[Start Input material]

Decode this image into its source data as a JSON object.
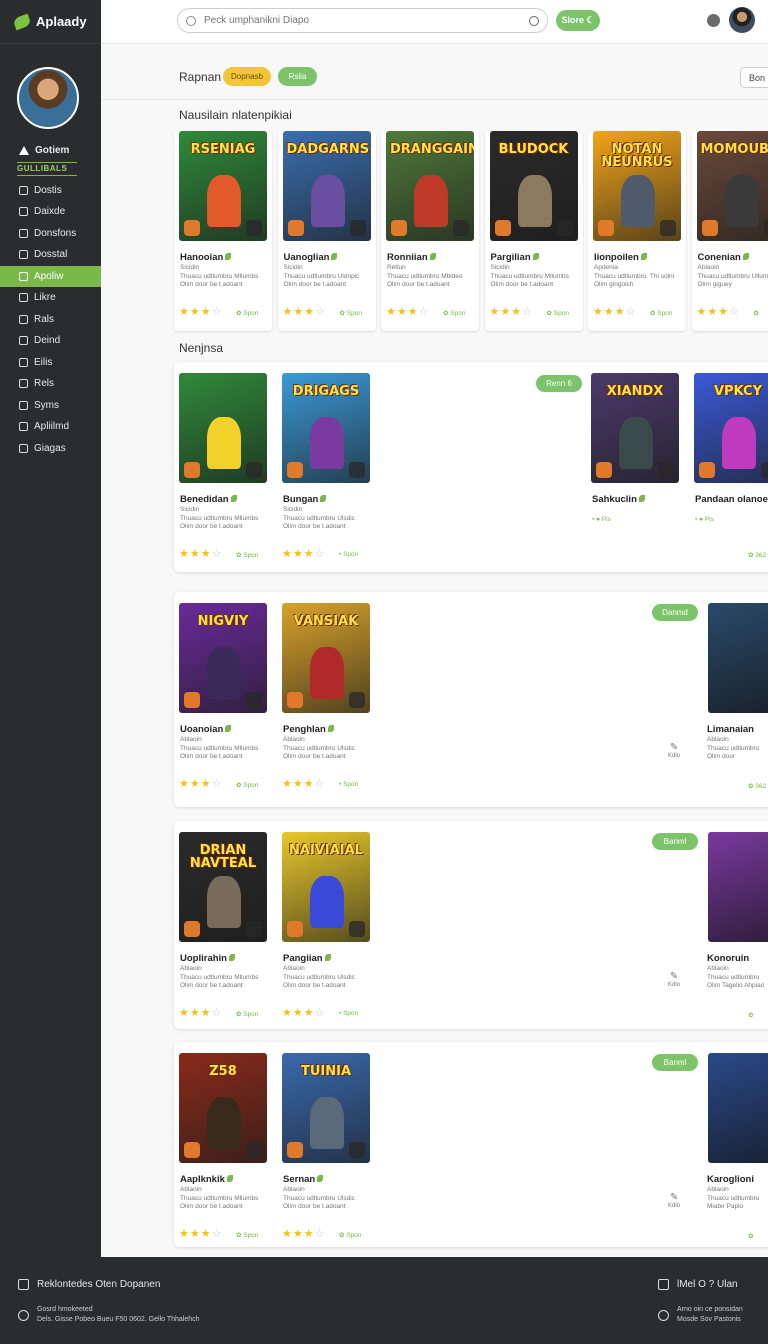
{
  "app": {
    "name": "Aplaady"
  },
  "colors": {
    "accent": "#7ab84a",
    "chip_yellow": "#f2c53b",
    "sidebar_bg": "#2b2c2d"
  },
  "sidebar": {
    "strip": "GULLIBALS",
    "items": [
      {
        "label": "Gotiem",
        "icon": "home-icon",
        "kind": "head"
      },
      {
        "label": "Dostis",
        "icon": "bag-icon"
      },
      {
        "label": "Daixde",
        "icon": "box-icon"
      },
      {
        "label": "Donsfons",
        "icon": "pen-icon"
      },
      {
        "label": "Dosstal",
        "icon": "doc-icon"
      },
      {
        "label": "Apoliw",
        "icon": "grid-icon",
        "active": true
      },
      {
        "label": "Likre",
        "icon": "chart-icon"
      },
      {
        "label": "Rals",
        "icon": "folder-icon"
      },
      {
        "label": "Deind",
        "icon": "file-icon"
      },
      {
        "label": "Eilis",
        "icon": "layers-icon"
      },
      {
        "label": "Rels",
        "icon": "tag-icon"
      },
      {
        "label": "Syms",
        "icon": "gear-icon"
      },
      {
        "label": "Apliilmd",
        "icon": "link-icon"
      },
      {
        "label": "Giagas",
        "icon": "globe-icon"
      }
    ]
  },
  "topbar": {
    "search_placeholder": "Pеck umphanikni Diapo",
    "button": "Slore ☾"
  },
  "filters": {
    "label": "Rapnan",
    "chip1": "Dopnasb",
    "chip2": "Rslia",
    "right": "Bon"
  },
  "section1": {
    "title": "Nausilain nlatenpikiai",
    "cards": [
      {
        "art": "RSENIAG",
        "title": "Hanooian",
        "sub": "Sicidin\nThuacu udtlumbru Mllumbs\nOlim door be t.adoant",
        "tag": "✿ Spon",
        "bg": "#2f8a3a",
        "fig": "#e25a2a"
      },
      {
        "art": "DADGARNS",
        "title": "Uanoglian",
        "sub": "Sicidin\nThuacu udtlumbru Uldnpic\nOlim door be t.adoant",
        "tag": "✿ Spon",
        "bg": "#3a6fb0",
        "fig": "#6a4fa0"
      },
      {
        "art": "DRANGGAIN",
        "title": "Ronniian",
        "sub": "Retlun\nThuacu udtlumbru Mbldeo\nOlim door be t.adoant",
        "tag": "✿ Spon",
        "bg": "#4f7a3a",
        "fig": "#c03a2a"
      },
      {
        "art": "BLUDOCK",
        "title": "Pargilian",
        "sub": "Sicidin\nThuacu udtlumbru Mllumbs\nOlim door be t.adoant",
        "tag": "✿ Spon",
        "bg": "#2a2a2a",
        "fig": "#8a7a60"
      },
      {
        "art": "NOTAN NEUNRUS",
        "title": "Iionpoilen",
        "sub": "Apdenia\nThuacu udtlumbru. Thi solni\nOlim gingolch",
        "tag": "✿ Spon",
        "bg": "#f2a41a",
        "fig": "#4f5a6a"
      },
      {
        "art": "MOMOUBOX",
        "title": "Conenian",
        "sub": "Ablaoin\nThuacu udtlumbru Ulluml\nOlim giguey",
        "tag": "✿",
        "bg": "#6a4a3a",
        "fig": "#3a3a3a"
      }
    ]
  },
  "section2": {
    "title": "Nenjnsa",
    "pill": "Renn 6",
    "cards": [
      {
        "art": "",
        "title": "Benedidan",
        "sub": "Sicidin\nThuacu udtlumbru Mllumbs\nOlim door be t.adoant",
        "tag": "✿ Spon",
        "bg": "#2f8a3a",
        "fig": "#f2d22a"
      },
      {
        "art": "DRIGAGS",
        "title": "Bungan",
        "sub": "Sicidin\nThuacu udtlumbru Ulsdic\nOlim door be t.adoant",
        "tag": "• Spon",
        "bg": "#3a9ad8",
        "fig": "#7a3aa0"
      }
    ],
    "right_cards": [
      {
        "art": "XIANDX",
        "title": "Sahkuclin",
        "tag": "• ● Pis",
        "bg": "#4a3a6a",
        "fig": "#3a4a4a"
      },
      {
        "art": "VPKCY",
        "title": "Pandaan olanoes",
        "tag": "• ● Pis",
        "bg": "#3a5ad8",
        "fig": "#c03ac0"
      }
    ],
    "right_tag": "✿ 362"
  },
  "section3": {
    "pill": "Danmd",
    "cards": [
      {
        "art": "NIGVIY",
        "title": "Uoanoian",
        "sub": "Ablaoin\nThuacu udtlumbru Mllumbs\nOlim door be t.adoant",
        "tag": "✿ Spon",
        "bg": "#6a2a9a",
        "fig": "#3a2a5a"
      },
      {
        "art": "VANSIAK",
        "title": "Penghlan",
        "sub": "Ablaoin\nThuacu udtlumbru Ulsdic\nOlim door be t.adoant",
        "tag": "• Spon",
        "bg": "#d8a22a",
        "fig": "#b02a2a"
      }
    ],
    "edit_label": "Kdlo",
    "right_title": "Limanaian",
    "right_sub": "Ablaoin\nThuacu udtlumbru\nOlim door",
    "right_tag": "✿ 362",
    "right_bg": "#2a4a6a"
  },
  "section4": {
    "pill": "Banml",
    "cards": [
      {
        "art": "DRIAN NAVTEAL",
        "title": "Uoplirahin",
        "sub": "Ablaoin\nThuacu udtlumbru Mllumbs\nOlim door be t.adoant",
        "tag": "✿ Spon",
        "bg": "#2a2a2a",
        "fig": "#7a6a5a"
      },
      {
        "art": "NAIVIAIAL",
        "title": "Pangiian",
        "sub": "Ablaoin\nThuacu udtlumbru Ulsdic\nOlim door be t.adoant",
        "tag": "• Spon",
        "bg": "#e8c82a",
        "fig": "#3a4ad8"
      }
    ],
    "edit_label": "Kdlo",
    "right_title": "Konoruin",
    "right_sub": "Ablaoin\nThuacu udtlumbru\nOlim Tagelio Ahpiao",
    "right_tag": "✿",
    "right_bg": "#7a3aa0"
  },
  "section5": {
    "pill": "Banml",
    "cards": [
      {
        "art": "Z58",
        "title": "Aaplknkik",
        "sub": "Ablaoin\nThuacu udtlumbru Mllumbs\nOlim door be t.adoant",
        "tag": "✿ Spon",
        "bg": "#8a2a1a",
        "fig": "#3a2a1a"
      },
      {
        "art": "TUINIA",
        "title": "Sernan",
        "sub": "Ablaoin\nThuacu udtlumbru Ulsdic\nOlim door be t.adoant",
        "tag": "✿ Spon",
        "bg": "#3a6ab0",
        "fig": "#5a6a7a"
      }
    ],
    "edit_label": "Kdlo",
    "right_title": "Karoglioni",
    "right_sub": "Ablaoin\nThuacu udtlumbru\nMiabir Paplo",
    "right_tag": "✿",
    "right_bg": "#2a4a8a"
  },
  "footer": {
    "left_title": "Reklontedes Oten Dopanen",
    "left_line1": "Gosrd hmokeeted",
    "left_line2": "Dels. Gisse Pobeo Bueu F50 0602. Gello Thhalehch",
    "right_title": "lMel O ? Ulan",
    "right_line1": "Arno oin ce ponsidan",
    "right_line2": "Mosde Sov Pastonis"
  }
}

[End Input material]

## Given task
All of the data above should be transcribed verbatim, with pictures omitted.

## Written response
Decode this image into its source data as a JSON object.
{
  "app": {
    "name": "Aplaady"
  },
  "colors": {
    "accent": "#7ab84a",
    "chip_yellow": "#f2c53b",
    "sidebar_bg": "#2b2c2d"
  },
  "sidebar": {
    "strip": "GULLIBALS",
    "items": [
      {
        "label": "Gotiem",
        "icon": "home-icon",
        "kind": "head"
      },
      {
        "label": "Dostis",
        "icon": "bag-icon"
      },
      {
        "label": "Daixde",
        "icon": "box-icon"
      },
      {
        "label": "Donsfons",
        "icon": "pen-icon"
      },
      {
        "label": "Dosstal",
        "icon": "doc-icon"
      },
      {
        "label": "Apoliw",
        "icon": "grid-icon",
        "active": true
      },
      {
        "label": "Likre",
        "icon": "chart-icon"
      },
      {
        "label": "Rals",
        "icon": "folder-icon"
      },
      {
        "label": "Deind",
        "icon": "file-icon"
      },
      {
        "label": "Eilis",
        "icon": "layers-icon"
      },
      {
        "label": "Rels",
        "icon": "tag-icon"
      },
      {
        "label": "Syms",
        "icon": "gear-icon"
      },
      {
        "label": "Apliilmd",
        "icon": "link-icon"
      },
      {
        "label": "Giagas",
        "icon": "globe-icon"
      }
    ]
  },
  "topbar": {
    "search_placeholder": "Pеck umphanikni Diapo",
    "button": "Slore ☾"
  },
  "filters": {
    "label": "Rapnan",
    "chip1": "Dopnasb",
    "chip2": "Rslia",
    "right": "Bon"
  },
  "section1": {
    "title": "Nausilain nlatenpikiai",
    "cards": [
      {
        "art": "RSENIAG",
        "title": "Hanooian",
        "sub": "Sicidin\nThuacu udtlumbru Mllumbs\nOlim door be t.adoant",
        "tag": "✿ Spon",
        "bg": "#2f8a3a",
        "fig": "#e25a2a"
      },
      {
        "art": "DADGARNS",
        "title": "Uanoglian",
        "sub": "Sicidin\nThuacu udtlumbru Uldnpic\nOlim door be t.adoant",
        "tag": "✿ Spon",
        "bg": "#3a6fb0",
        "fig": "#6a4fa0"
      },
      {
        "art": "DRANGGAIN",
        "title": "Ronniian",
        "sub": "Retlun\nThuacu udtlumbru Mbldeo\nOlim door be t.adoant",
        "tag": "✿ Spon",
        "bg": "#4f7a3a",
        "fig": "#c03a2a"
      },
      {
        "art": "BLUDOCK",
        "title": "Pargilian",
        "sub": "Sicidin\nThuacu udtlumbru Mllumbs\nOlim door be t.adoant",
        "tag": "✿ Spon",
        "bg": "#2a2a2a",
        "fig": "#8a7a60"
      },
      {
        "art": "NOTAN NEUNRUS",
        "title": "Iionpoilen",
        "sub": "Apdenia\nThuacu udtlumbru. Thi solni\nOlim gingolch",
        "tag": "✿ Spon",
        "bg": "#f2a41a",
        "fig": "#4f5a6a"
      },
      {
        "art": "MOMOUBOX",
        "title": "Conenian",
        "sub": "Ablaoin\nThuacu udtlumbru Ulluml\nOlim giguey",
        "tag": "✿",
        "bg": "#6a4a3a",
        "fig": "#3a3a3a"
      }
    ]
  },
  "section2": {
    "title": "Nenjnsa",
    "pill": "Renn 6",
    "cards": [
      {
        "art": "",
        "title": "Benedidan",
        "sub": "Sicidin\nThuacu udtlumbru Mllumbs\nOlim door be t.adoant",
        "tag": "✿ Spon",
        "bg": "#2f8a3a",
        "fig": "#f2d22a"
      },
      {
        "art": "DRIGAGS",
        "title": "Bungan",
        "sub": "Sicidin\nThuacu udtlumbru Ulsdic\nOlim door be t.adoant",
        "tag": "• Spon",
        "bg": "#3a9ad8",
        "fig": "#7a3aa0"
      }
    ],
    "right_cards": [
      {
        "art": "XIANDX",
        "title": "Sahkuclin",
        "tag": "• ● Pis",
        "bg": "#4a3a6a",
        "fig": "#3a4a4a"
      },
      {
        "art": "VPKCY",
        "title": "Pandaan olanoes",
        "tag": "• ● Pis",
        "bg": "#3a5ad8",
        "fig": "#c03ac0"
      }
    ],
    "right_tag": "✿ 362"
  },
  "section3": {
    "pill": "Danmd",
    "cards": [
      {
        "art": "NIGVIY",
        "title": "Uoanoian",
        "sub": "Ablaoin\nThuacu udtlumbru Mllumbs\nOlim door be t.adoant",
        "tag": "✿ Spon",
        "bg": "#6a2a9a",
        "fig": "#3a2a5a"
      },
      {
        "art": "VANSIAK",
        "title": "Penghlan",
        "sub": "Ablaoin\nThuacu udtlumbru Ulsdic\nOlim door be t.adoant",
        "tag": "• Spon",
        "bg": "#d8a22a",
        "fig": "#b02a2a"
      }
    ],
    "edit_label": "Kdlo",
    "right_title": "Limanaian",
    "right_sub": "Ablaoin\nThuacu udtlumbru\nOlim door",
    "right_tag": "✿ 362",
    "right_bg": "#2a4a6a"
  },
  "section4": {
    "pill": "Banml",
    "cards": [
      {
        "art": "DRIAN NAVTEAL",
        "title": "Uoplirahin",
        "sub": "Ablaoin\nThuacu udtlumbru Mllumbs\nOlim door be t.adoant",
        "tag": "✿ Spon",
        "bg": "#2a2a2a",
        "fig": "#7a6a5a"
      },
      {
        "art": "NAIVIAIAL",
        "title": "Pangiian",
        "sub": "Ablaoin\nThuacu udtlumbru Ulsdic\nOlim door be t.adoant",
        "tag": "• Spon",
        "bg": "#e8c82a",
        "fig": "#3a4ad8"
      }
    ],
    "edit_label": "Kdlo",
    "right_title": "Konoruin",
    "right_sub": "Ablaoin\nThuacu udtlumbru\nOlim Tagelio Ahpiao",
    "right_tag": "✿",
    "right_bg": "#7a3aa0"
  },
  "section5": {
    "pill": "Banml",
    "cards": [
      {
        "art": "Z58",
        "title": "Aaplknkik",
        "sub": "Ablaoin\nThuacu udtlumbru Mllumbs\nOlim door be t.adoant",
        "tag": "✿ Spon",
        "bg": "#8a2a1a",
        "fig": "#3a2a1a"
      },
      {
        "art": "TUINIA",
        "title": "Sernan",
        "sub": "Ablaoin\nThuacu udtlumbru Ulsdic\nOlim door be t.adoant",
        "tag": "✿ Spon",
        "bg": "#3a6ab0",
        "fig": "#5a6a7a"
      }
    ],
    "edit_label": "Kdlo",
    "right_title": "Karoglioni",
    "right_sub": "Ablaoin\nThuacu udtlumbru\nMiabir Paplo",
    "right_tag": "✿",
    "right_bg": "#2a4a8a"
  },
  "footer": {
    "left_title": "Reklontedes Oten Dopanen",
    "left_line1": "Gosrd hmokeeted",
    "left_line2": "Dels. Gisse Pobeo Bueu F50 0602. Gello Thhalehch",
    "right_title": "lMel O ? Ulan",
    "right_line1": "Arno oin ce ponsidan",
    "right_line2": "Mosde Sov Pastonis"
  }
}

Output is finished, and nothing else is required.